### TASK TO CARRY OUT
Note how many lines hold "xlabel" and report that number by itself.

### RECORDS FOR THIS EXERCISE

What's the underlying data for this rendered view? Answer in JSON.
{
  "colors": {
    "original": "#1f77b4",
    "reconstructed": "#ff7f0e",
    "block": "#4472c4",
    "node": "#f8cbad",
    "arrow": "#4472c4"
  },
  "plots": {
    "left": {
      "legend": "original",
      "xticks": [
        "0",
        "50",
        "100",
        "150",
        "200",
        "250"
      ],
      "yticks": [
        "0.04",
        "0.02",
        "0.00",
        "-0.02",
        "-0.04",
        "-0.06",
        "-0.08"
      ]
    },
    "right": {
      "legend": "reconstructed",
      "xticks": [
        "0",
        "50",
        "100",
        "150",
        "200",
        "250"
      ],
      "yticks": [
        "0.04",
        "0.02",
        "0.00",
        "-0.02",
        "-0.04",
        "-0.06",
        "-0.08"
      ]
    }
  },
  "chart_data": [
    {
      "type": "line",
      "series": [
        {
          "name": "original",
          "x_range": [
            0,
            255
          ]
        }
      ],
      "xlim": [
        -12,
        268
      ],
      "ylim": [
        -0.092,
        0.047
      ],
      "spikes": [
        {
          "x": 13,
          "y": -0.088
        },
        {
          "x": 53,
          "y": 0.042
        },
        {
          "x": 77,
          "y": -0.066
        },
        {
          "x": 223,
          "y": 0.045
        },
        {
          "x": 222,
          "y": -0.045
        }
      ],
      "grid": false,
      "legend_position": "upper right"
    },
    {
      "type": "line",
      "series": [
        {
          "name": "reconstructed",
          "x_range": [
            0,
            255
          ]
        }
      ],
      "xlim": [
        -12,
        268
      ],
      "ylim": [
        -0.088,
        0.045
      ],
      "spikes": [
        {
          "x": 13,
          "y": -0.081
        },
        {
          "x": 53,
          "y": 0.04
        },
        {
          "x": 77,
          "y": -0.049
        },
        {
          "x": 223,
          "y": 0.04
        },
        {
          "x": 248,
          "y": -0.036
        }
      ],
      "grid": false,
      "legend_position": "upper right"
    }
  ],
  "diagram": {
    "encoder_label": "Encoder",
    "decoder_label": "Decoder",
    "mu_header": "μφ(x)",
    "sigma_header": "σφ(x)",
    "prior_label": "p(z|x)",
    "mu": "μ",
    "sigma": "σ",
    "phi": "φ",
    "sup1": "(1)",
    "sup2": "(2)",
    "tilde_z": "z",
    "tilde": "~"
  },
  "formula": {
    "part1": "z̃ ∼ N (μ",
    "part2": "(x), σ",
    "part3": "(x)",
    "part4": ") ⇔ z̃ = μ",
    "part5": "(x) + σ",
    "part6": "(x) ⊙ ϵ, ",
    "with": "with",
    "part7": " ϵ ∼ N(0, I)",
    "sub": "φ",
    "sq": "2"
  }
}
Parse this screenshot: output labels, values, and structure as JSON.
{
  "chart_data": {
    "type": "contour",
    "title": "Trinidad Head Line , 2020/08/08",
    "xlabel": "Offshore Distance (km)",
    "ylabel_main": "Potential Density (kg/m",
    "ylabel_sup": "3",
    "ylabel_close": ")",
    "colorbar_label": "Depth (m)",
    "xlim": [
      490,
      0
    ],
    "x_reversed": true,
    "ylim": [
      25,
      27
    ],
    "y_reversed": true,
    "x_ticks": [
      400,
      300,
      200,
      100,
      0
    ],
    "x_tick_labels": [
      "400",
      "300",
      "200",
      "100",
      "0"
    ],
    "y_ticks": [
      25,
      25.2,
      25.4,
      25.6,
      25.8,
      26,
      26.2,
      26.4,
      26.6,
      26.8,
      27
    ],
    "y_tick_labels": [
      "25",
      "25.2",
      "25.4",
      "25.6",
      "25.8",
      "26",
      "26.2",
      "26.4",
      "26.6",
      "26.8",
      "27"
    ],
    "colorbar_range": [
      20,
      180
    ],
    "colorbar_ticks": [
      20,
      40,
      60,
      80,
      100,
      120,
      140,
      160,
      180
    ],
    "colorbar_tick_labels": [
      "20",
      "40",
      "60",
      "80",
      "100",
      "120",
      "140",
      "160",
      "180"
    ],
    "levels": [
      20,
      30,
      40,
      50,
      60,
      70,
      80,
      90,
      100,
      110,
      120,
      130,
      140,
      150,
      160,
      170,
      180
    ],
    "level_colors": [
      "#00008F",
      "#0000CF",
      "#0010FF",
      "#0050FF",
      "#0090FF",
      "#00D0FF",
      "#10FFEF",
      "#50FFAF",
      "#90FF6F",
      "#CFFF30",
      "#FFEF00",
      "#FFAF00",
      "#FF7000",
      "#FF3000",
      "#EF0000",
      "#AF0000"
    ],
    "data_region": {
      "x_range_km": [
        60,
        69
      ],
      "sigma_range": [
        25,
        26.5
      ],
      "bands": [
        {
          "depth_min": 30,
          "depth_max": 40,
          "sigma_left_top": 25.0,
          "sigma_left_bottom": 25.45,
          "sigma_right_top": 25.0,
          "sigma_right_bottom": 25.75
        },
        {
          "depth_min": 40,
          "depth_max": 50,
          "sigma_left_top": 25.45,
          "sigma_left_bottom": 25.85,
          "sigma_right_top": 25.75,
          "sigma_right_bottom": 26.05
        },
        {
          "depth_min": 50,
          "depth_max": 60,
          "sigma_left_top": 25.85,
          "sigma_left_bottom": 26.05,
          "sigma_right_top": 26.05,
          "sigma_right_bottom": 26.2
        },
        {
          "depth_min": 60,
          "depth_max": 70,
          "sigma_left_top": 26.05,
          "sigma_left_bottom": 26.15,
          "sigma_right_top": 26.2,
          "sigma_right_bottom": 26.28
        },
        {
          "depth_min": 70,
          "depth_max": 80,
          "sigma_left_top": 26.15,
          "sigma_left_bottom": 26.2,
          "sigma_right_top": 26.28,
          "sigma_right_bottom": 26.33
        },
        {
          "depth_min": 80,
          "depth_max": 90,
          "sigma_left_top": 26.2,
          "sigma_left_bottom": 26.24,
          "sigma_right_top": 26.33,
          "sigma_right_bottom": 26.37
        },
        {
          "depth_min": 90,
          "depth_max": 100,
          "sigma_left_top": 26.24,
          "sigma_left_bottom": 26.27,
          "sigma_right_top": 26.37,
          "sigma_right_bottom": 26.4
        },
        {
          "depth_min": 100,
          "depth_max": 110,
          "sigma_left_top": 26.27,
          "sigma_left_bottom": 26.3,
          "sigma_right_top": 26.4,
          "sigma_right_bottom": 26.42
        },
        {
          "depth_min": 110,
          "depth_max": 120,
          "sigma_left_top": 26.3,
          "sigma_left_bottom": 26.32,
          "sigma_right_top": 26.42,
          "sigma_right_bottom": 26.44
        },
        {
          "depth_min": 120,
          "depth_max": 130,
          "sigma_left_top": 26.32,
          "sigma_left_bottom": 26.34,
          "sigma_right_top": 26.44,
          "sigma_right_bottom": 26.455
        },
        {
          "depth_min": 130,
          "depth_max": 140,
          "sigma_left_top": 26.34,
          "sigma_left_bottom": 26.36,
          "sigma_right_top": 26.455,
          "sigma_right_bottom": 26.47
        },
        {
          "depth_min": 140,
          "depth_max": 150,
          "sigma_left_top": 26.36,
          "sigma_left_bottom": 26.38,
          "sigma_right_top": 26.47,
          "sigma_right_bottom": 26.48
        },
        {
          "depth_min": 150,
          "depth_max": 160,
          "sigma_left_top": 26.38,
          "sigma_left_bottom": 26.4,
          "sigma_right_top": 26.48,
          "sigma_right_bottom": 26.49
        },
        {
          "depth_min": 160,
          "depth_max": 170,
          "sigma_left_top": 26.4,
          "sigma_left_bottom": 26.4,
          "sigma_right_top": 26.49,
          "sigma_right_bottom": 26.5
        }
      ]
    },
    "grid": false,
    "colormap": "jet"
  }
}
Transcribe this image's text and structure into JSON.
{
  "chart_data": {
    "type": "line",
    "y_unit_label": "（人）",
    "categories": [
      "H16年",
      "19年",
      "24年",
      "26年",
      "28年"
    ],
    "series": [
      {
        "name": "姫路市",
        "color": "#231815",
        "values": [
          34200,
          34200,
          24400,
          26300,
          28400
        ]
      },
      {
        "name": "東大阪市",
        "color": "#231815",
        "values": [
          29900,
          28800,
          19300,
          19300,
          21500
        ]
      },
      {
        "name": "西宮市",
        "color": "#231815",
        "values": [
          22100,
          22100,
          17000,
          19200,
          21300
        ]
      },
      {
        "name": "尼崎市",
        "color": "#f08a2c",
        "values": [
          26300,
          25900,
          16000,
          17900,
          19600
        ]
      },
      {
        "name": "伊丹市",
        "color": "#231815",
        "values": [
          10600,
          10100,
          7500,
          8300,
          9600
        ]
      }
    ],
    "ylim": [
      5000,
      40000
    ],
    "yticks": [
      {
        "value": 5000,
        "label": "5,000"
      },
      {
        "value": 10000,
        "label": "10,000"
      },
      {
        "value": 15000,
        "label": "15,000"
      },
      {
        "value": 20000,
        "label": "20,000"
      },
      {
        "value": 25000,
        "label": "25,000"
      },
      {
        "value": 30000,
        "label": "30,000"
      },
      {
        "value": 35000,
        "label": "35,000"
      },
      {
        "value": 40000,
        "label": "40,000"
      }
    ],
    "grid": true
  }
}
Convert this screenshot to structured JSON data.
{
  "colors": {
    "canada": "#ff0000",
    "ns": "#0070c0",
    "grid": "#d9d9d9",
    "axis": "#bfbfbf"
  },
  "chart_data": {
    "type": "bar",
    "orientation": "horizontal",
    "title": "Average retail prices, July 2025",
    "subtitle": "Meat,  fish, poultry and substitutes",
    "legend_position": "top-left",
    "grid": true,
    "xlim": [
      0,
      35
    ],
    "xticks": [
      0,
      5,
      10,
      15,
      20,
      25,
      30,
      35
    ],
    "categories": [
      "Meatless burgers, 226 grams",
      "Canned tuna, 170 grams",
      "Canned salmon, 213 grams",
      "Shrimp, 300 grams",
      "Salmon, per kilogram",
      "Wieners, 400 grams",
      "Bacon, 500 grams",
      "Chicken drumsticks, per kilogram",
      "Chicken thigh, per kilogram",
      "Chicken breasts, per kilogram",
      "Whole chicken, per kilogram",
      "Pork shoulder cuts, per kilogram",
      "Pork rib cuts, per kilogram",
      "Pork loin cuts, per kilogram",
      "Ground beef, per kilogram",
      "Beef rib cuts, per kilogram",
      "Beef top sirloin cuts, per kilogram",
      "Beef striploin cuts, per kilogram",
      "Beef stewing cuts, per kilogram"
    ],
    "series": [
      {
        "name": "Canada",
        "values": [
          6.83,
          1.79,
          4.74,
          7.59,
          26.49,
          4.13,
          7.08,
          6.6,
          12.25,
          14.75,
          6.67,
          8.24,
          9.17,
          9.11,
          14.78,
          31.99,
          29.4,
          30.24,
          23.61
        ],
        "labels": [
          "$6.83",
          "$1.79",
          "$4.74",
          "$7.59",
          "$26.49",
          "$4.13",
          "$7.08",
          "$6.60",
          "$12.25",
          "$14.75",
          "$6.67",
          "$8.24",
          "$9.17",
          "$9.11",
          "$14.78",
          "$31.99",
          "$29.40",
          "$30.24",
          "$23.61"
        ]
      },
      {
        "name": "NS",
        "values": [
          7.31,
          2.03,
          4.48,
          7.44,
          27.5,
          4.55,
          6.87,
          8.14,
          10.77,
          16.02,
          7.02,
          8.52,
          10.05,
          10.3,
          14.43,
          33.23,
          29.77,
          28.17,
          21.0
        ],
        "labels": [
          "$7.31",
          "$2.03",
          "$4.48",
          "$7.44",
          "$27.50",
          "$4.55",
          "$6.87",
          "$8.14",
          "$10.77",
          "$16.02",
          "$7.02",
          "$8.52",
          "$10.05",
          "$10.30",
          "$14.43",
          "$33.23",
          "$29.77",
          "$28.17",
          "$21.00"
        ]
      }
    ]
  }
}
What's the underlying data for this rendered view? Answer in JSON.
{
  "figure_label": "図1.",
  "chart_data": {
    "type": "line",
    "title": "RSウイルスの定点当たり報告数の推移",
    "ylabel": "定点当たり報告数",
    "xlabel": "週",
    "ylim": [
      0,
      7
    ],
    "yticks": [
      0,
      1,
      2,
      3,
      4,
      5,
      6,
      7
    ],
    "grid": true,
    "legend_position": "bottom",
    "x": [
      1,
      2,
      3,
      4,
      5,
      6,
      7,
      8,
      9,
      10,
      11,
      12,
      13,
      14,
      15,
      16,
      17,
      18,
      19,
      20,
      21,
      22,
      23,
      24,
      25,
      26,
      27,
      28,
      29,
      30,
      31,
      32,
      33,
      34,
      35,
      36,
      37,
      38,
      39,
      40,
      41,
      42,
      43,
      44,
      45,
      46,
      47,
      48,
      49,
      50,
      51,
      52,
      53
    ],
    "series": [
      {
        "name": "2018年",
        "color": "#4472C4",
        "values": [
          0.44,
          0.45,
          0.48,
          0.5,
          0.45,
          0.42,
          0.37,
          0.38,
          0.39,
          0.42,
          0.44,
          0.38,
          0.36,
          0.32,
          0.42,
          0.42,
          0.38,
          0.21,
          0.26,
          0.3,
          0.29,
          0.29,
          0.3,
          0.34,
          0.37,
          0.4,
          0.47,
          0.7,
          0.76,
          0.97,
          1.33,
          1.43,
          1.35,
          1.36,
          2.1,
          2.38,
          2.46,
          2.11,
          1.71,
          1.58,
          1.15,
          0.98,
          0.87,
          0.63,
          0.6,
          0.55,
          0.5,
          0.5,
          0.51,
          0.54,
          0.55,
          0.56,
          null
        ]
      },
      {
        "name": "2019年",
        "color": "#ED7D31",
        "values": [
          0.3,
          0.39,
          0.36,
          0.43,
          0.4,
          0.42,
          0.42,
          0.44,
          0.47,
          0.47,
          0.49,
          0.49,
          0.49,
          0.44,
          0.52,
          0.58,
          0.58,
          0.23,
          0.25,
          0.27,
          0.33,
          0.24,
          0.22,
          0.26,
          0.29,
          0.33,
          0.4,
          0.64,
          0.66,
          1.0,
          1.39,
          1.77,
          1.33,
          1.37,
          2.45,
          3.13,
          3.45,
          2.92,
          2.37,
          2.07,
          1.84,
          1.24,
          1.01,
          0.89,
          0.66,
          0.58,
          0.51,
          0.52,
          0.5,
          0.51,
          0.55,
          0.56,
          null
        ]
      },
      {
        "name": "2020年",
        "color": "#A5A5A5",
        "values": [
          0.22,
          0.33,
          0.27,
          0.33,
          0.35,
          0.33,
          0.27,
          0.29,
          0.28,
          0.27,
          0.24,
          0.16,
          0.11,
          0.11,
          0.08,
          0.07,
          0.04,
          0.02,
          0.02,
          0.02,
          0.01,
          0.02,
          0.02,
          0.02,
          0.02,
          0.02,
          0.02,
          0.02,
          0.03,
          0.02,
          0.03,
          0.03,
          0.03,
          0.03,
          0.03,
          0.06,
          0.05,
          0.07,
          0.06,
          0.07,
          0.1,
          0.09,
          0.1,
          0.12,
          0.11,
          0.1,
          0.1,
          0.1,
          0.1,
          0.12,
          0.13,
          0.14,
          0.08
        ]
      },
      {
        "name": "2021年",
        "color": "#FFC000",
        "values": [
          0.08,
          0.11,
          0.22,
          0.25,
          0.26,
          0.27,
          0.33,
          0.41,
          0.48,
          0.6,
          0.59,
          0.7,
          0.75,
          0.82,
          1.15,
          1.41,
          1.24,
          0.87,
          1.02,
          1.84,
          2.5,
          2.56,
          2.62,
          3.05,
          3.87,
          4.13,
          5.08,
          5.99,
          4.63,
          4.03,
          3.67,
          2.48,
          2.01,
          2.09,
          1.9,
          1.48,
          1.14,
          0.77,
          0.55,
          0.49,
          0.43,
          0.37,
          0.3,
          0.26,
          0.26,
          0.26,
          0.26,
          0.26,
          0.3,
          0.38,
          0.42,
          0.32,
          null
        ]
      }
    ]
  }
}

### EXERCISE OUTPUT
2